With this storm, it has been even more difficult. The center keeps falling apart and reforming, at times 90 to 100 miles from its last position. This makes forecasting where the storm will make landfall — and where it might do the most damage — all the more difficult.
Earlier this morning, the storm’s center emerged more than 100 miles from its previous location. And again, it seemed with the 11 a.m. ET advisory to be falling apart in one location and reforming in a new location.
“The earlier near-eyewall pattern dissipated a few hours ago, and has been replaced with what appears to be an ongoing reformation of a new center about 90 miles north-northeast of the old center,” said the National Hurricane Center.
Hurricane hunters are currently en route to investigate the storm. But with Nicholas seemingly inching closer to the coast with each new center formation, there will inevitably be an earlier landfall.
Still, there could be a small window of time for Nicholas to strengthen.
“Strengthening is still expected until landfall as Nicholas continues to move over slightly warmer Gulf waters,” said the hurricane center. “It is possible that Nicholas could become a hurricane just before landfall.”
Nicholas is a 60-mph tropical storm and moving to the north at 12 mph. The speed has increased a little since earlier this morning. However, the storm is still expected to move very slowly during the next few days.
This means one thing: FLOODING.
20 inches of rain is not out of the question
“Nicholas is expected to produce storm total rainfall of 8 to 16 inches, with isolated maximum amounts of 20 inches, across portions of the middle and upper Texas coastal areas through the middle of the week,” said the hurricane center.
Yes, you read that correctly: We could see FEET of rain from this storm.
And a lot of that rain could fall in a very, very short period of time. Potentially 3 to 4 inches an hour could fall during the peak of the storm.
This means you should stay hyper-aware in case a flood watch is issued for your area. The duration in which the rain falls is a huge factor in how bad the flooding will be, but there’s a strong possibility that some areas will experience a great deal of rain in a short amount of time, which will lead to flash flooding.
Parts of Louisiana could also see high water. “Across the rest of coastal Texas into southwest Louisiana rainfall of 5 to 10 inches is expected. This rainfall may produce areas of considerable flash and urban flooding, especially in highly urbanized metropolitan areas,” said the hurricane center.
= = = = = = =
Jobs.
A – In the Tropical Storm Nicholas text, in what direction and at what speed is the storm moving?
B – Duplicate the Tropical Storm Nicholas text from "Still, there could" up to and including "from this storm.".
C – Continue the Tropical Storm Nicholas text from the point where it stops.
= = = = = = =
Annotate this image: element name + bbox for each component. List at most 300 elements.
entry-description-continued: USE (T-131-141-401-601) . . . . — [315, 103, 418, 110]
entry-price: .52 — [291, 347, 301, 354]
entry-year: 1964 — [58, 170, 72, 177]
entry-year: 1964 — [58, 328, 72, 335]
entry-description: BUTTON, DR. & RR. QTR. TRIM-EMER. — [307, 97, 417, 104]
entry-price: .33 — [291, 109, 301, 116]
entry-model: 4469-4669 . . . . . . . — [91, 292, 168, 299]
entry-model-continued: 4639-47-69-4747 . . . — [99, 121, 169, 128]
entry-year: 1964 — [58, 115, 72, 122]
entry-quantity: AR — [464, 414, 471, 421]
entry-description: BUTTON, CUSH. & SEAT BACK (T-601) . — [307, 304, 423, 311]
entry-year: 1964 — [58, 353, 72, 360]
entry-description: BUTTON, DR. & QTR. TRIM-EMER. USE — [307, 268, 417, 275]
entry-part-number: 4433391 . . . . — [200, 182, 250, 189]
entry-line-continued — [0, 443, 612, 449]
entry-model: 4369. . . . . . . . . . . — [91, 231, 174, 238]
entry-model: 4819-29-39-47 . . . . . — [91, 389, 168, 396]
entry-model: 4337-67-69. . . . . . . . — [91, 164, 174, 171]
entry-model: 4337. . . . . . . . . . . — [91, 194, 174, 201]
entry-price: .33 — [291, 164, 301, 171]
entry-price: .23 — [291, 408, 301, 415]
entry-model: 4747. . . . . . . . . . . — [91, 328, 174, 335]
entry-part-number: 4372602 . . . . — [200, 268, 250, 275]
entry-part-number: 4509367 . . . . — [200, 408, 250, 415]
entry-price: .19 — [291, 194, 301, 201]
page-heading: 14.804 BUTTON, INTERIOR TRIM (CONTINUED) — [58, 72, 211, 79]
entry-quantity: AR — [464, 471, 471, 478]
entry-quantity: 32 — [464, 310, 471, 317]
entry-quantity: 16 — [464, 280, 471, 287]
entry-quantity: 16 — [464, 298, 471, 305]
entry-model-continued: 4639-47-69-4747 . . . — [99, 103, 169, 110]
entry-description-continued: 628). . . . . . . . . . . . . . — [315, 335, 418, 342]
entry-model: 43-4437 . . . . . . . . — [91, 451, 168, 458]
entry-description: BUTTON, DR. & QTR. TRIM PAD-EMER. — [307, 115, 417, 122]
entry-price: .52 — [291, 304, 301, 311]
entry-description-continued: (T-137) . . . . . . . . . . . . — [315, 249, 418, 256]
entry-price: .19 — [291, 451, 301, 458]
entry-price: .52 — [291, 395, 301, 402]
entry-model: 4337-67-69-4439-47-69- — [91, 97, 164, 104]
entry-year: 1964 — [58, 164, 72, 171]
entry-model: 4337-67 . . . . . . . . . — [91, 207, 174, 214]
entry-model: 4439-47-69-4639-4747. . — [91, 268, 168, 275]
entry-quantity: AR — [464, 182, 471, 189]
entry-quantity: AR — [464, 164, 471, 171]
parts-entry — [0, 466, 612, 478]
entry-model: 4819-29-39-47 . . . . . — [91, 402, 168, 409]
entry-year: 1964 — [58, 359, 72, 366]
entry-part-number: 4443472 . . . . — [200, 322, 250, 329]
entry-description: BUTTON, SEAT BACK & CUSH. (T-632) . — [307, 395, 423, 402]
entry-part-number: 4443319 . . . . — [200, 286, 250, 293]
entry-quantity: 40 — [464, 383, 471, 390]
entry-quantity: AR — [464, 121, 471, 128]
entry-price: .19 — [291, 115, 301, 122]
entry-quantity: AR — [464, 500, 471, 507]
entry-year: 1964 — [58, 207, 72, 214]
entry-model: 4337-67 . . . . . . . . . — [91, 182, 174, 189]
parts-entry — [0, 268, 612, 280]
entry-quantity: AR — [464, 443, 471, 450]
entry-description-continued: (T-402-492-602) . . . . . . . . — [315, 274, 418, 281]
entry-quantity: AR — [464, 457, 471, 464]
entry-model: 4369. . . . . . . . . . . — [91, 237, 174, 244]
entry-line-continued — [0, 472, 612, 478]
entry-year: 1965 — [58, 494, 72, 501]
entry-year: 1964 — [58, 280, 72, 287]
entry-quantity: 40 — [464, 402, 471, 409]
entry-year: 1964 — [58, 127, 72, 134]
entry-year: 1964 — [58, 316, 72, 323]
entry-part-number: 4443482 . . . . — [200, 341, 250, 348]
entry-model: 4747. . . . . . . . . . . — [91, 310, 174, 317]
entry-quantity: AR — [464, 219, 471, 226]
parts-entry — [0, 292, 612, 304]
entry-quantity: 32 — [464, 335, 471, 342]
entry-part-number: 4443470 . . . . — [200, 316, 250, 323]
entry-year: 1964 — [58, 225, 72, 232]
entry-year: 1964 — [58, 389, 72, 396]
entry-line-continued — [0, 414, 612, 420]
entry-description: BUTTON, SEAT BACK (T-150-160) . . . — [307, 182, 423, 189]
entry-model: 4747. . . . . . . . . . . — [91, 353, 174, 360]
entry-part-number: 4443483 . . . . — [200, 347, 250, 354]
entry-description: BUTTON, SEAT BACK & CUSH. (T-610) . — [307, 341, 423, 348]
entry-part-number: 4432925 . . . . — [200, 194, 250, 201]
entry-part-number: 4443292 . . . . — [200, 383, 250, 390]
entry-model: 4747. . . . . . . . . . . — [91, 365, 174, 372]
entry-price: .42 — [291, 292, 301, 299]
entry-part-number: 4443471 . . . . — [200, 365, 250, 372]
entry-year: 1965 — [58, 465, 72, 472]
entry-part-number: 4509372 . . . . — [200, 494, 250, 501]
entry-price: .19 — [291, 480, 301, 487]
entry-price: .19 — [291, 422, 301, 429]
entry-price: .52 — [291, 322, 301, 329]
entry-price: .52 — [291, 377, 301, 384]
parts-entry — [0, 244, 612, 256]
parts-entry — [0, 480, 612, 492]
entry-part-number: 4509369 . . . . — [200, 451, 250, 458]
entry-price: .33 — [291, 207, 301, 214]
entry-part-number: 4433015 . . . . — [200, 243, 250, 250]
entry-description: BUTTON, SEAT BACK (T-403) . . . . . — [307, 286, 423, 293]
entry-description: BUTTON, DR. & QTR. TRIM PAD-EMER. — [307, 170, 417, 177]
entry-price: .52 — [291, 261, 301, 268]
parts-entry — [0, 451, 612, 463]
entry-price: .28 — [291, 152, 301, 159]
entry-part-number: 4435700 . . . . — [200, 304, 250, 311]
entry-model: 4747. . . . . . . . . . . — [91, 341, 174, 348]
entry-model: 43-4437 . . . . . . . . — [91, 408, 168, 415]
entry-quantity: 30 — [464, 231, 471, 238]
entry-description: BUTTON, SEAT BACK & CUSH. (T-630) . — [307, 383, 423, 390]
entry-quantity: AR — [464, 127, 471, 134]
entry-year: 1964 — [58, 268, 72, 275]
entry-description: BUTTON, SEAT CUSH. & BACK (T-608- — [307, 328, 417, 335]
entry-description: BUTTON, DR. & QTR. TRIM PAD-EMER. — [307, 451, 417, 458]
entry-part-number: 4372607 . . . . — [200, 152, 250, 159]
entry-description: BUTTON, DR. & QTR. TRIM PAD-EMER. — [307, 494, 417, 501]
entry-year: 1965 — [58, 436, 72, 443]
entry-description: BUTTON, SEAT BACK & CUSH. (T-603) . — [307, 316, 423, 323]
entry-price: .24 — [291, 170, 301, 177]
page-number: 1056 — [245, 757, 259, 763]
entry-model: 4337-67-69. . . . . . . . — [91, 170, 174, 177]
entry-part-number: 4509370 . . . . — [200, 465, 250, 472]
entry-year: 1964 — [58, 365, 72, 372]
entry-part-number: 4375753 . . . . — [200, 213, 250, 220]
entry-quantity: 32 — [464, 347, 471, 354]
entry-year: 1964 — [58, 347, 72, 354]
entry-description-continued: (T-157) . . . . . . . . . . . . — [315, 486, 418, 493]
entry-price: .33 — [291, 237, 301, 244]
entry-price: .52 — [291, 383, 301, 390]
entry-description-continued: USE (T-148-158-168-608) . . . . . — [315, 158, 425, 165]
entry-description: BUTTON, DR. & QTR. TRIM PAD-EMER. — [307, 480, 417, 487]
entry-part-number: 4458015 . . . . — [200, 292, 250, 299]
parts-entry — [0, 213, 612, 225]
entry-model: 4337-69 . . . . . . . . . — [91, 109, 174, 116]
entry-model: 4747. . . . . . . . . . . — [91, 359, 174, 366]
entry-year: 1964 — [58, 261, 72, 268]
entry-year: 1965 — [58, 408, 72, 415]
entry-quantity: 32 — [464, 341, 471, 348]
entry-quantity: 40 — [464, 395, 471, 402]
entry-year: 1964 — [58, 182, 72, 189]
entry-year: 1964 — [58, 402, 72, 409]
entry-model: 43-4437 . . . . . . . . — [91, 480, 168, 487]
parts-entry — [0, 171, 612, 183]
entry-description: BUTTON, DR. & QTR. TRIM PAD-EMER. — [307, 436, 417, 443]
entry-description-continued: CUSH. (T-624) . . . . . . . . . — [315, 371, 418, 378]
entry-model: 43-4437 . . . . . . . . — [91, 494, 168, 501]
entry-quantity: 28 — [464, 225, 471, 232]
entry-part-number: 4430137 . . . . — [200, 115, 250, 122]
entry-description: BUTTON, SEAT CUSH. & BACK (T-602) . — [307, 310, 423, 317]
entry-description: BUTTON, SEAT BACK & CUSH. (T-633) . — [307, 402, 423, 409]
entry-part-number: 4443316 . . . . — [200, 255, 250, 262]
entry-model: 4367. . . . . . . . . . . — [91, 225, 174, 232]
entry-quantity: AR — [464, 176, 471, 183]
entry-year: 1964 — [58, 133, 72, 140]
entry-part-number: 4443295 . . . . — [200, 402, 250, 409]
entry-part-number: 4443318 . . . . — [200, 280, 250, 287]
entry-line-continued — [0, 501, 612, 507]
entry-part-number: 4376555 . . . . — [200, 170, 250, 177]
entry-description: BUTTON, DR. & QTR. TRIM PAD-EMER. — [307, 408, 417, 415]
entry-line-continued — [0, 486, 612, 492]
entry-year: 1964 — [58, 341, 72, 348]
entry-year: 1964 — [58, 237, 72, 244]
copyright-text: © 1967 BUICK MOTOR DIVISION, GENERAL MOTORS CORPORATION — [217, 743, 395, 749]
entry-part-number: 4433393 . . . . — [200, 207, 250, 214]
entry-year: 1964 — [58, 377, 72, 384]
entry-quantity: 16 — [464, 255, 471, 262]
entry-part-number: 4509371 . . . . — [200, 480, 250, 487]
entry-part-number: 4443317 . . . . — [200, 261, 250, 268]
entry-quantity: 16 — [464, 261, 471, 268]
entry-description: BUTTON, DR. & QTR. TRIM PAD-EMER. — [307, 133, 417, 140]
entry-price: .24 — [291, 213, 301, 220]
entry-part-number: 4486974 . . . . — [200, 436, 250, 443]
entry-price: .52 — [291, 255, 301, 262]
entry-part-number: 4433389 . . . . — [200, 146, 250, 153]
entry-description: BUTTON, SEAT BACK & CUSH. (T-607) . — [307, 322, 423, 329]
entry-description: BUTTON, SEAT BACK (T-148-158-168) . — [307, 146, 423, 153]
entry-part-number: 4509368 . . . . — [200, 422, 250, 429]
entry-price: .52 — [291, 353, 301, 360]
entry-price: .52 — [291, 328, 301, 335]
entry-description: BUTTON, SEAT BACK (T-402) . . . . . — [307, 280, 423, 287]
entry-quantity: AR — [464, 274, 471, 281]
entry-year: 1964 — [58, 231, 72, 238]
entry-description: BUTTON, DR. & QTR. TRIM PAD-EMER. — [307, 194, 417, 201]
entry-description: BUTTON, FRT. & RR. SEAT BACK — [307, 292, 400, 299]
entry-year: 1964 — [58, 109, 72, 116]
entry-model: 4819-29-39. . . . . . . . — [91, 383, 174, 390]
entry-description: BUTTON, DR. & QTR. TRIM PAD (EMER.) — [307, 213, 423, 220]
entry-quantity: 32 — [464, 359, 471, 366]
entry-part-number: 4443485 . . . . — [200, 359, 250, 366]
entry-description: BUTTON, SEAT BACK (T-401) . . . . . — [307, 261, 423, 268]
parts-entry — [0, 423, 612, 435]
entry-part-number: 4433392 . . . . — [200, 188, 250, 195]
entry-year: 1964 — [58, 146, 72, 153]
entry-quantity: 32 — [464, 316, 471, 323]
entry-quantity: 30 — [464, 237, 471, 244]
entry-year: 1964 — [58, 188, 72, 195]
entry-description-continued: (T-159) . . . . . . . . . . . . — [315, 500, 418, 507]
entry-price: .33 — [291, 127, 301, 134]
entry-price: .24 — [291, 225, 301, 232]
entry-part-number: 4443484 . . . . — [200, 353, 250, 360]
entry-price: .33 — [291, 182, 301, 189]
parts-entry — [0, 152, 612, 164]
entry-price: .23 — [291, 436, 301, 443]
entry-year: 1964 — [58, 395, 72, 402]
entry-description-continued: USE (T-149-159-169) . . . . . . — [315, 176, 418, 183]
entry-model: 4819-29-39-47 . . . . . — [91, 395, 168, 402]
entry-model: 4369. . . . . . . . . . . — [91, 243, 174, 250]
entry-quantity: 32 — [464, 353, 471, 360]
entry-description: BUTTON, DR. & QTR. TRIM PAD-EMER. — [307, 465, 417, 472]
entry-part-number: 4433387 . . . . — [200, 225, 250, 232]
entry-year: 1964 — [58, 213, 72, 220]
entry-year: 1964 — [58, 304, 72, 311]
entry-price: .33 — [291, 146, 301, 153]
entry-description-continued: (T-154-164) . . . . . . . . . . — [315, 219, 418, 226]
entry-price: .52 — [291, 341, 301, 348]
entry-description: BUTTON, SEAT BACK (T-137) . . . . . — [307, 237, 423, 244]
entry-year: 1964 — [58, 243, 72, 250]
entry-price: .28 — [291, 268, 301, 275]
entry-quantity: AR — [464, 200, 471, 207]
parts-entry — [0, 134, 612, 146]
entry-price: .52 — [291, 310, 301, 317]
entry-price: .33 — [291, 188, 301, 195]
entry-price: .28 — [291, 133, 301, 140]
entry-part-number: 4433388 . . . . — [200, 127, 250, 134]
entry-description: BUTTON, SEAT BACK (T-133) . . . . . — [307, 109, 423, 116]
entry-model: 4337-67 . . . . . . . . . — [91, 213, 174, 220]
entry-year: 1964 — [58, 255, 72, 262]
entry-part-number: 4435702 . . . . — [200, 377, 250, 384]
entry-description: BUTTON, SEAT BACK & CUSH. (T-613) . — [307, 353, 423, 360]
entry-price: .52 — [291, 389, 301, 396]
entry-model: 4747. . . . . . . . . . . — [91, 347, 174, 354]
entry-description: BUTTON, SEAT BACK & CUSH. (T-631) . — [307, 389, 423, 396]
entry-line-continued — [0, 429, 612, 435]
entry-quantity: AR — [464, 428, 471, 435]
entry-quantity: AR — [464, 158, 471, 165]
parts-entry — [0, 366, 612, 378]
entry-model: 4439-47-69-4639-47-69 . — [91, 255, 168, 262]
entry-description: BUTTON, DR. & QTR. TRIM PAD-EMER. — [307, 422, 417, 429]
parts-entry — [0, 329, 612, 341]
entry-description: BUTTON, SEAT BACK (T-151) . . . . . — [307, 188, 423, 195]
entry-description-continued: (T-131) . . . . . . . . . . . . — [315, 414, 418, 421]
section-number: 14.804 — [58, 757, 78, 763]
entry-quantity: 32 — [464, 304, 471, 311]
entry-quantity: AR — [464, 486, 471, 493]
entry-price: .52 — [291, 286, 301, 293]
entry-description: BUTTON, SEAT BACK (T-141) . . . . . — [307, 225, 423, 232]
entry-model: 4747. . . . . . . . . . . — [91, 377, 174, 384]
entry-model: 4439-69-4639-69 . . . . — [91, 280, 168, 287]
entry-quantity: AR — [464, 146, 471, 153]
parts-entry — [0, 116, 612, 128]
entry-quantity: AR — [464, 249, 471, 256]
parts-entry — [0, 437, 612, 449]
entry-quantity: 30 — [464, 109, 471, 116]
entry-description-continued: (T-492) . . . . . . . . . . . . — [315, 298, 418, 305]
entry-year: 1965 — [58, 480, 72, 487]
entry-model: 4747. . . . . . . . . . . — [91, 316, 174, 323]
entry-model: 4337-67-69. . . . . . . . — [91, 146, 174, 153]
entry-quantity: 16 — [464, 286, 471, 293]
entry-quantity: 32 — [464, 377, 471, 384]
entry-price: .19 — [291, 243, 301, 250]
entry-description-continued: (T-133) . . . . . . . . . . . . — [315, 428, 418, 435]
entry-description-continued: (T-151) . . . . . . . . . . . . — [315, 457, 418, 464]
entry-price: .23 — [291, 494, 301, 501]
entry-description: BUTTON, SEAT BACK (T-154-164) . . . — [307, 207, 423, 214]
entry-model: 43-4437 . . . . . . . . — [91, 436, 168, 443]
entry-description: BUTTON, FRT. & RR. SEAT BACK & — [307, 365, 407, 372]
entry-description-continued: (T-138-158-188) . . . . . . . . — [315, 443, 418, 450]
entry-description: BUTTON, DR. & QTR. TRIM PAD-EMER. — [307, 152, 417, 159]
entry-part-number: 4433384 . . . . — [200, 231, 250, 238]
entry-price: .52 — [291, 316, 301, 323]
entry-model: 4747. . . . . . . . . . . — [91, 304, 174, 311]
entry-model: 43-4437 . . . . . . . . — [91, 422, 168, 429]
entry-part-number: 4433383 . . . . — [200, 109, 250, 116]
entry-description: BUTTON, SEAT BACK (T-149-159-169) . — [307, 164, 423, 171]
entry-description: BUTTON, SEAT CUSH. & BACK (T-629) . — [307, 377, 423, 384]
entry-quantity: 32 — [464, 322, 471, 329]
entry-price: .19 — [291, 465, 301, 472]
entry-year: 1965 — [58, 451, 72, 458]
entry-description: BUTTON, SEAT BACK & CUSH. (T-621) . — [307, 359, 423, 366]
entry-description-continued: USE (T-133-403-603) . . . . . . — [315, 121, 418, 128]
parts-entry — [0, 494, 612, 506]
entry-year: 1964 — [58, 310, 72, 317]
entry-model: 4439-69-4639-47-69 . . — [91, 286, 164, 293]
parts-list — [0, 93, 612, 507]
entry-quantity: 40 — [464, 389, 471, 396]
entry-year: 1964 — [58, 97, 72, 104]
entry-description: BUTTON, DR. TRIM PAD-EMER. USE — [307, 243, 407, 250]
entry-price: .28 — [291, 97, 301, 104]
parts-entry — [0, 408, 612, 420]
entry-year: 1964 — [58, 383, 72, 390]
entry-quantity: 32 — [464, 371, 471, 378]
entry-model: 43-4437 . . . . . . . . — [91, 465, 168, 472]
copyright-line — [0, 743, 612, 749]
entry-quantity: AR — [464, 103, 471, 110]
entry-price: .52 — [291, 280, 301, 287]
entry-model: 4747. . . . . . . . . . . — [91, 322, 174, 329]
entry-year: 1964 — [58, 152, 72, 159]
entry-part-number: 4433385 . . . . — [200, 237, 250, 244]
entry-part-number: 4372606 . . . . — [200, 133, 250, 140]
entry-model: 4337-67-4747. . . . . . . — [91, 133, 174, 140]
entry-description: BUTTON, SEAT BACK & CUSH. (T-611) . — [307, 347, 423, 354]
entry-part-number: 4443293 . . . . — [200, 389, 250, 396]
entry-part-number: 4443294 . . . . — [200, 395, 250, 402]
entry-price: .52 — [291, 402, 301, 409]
= = = = = = =
Expected outputs.
A – North at 12 mph.

B –
Still, there could be a small window of time for Nicholas to strengthen.
“Strengthening is still expected until landfall as Nicholas continues to move over slightly warmer Gulf waters,” said the hurricane center. “It is possible that Nicholas could become a hurricane just before landfall.”
Nicholas is a 60-mph tropical storm and moving to the north at 12 mph. The speed has increased a little since earlier this morning. However, the storm is still expected to move very slowly during the next few days.
This means one thing: FLOODING.
20 inches of rain is not out of the question
“Nicholas is expected to produce storm total rainfall of 8 to 16 inches, with isolated maximum amounts of 20 inches, across portions of the middle and upper Texas coastal areas through the middle of the week,” said the hurricane center.
Yes, you read that correctly: We could see FEET of rain from this storm.

C –
It’s certainly possible for some areas that were impacted by Ida to get additional rain from Nicholas. South-central and southeast Louisiana could pick up as much as 4 to 6 inches of rain during the next three days as Nicholas slowly slides up the Texas coast and moves into Louisiana.
It’s hard to know at this point where the worst of the rain will set up. We know that this area is the highlighted region where the most rain will most likely fall.
Twenty inches of rain could have huge implications, especially if it falls in only a day or two. We saw what happened in New York two weeks ago with 8 inches of rain in less than a day. Of course, NYC and the Texas coastline are not apples and apples.
Now parts of the coast, including Houston suburbs, are at high risk of flooding. This is the same threat level of flooding that was issued to the Northeast ahead of the catastrophic flooding due to Ida’s remnants.
To determine how much rain a certain region can endure, you have to consider many factors. For one, urbanization plays a huge role. If a majority of the rain falls in Houston, we could see more implications than if the water fell along coastal areas.
The topography also plays a role. With the Texas coast being relatively flat, the region can hold more water. But FEET of rain inundating an area means the potential for life-threatening flooding will be real with Nicholas.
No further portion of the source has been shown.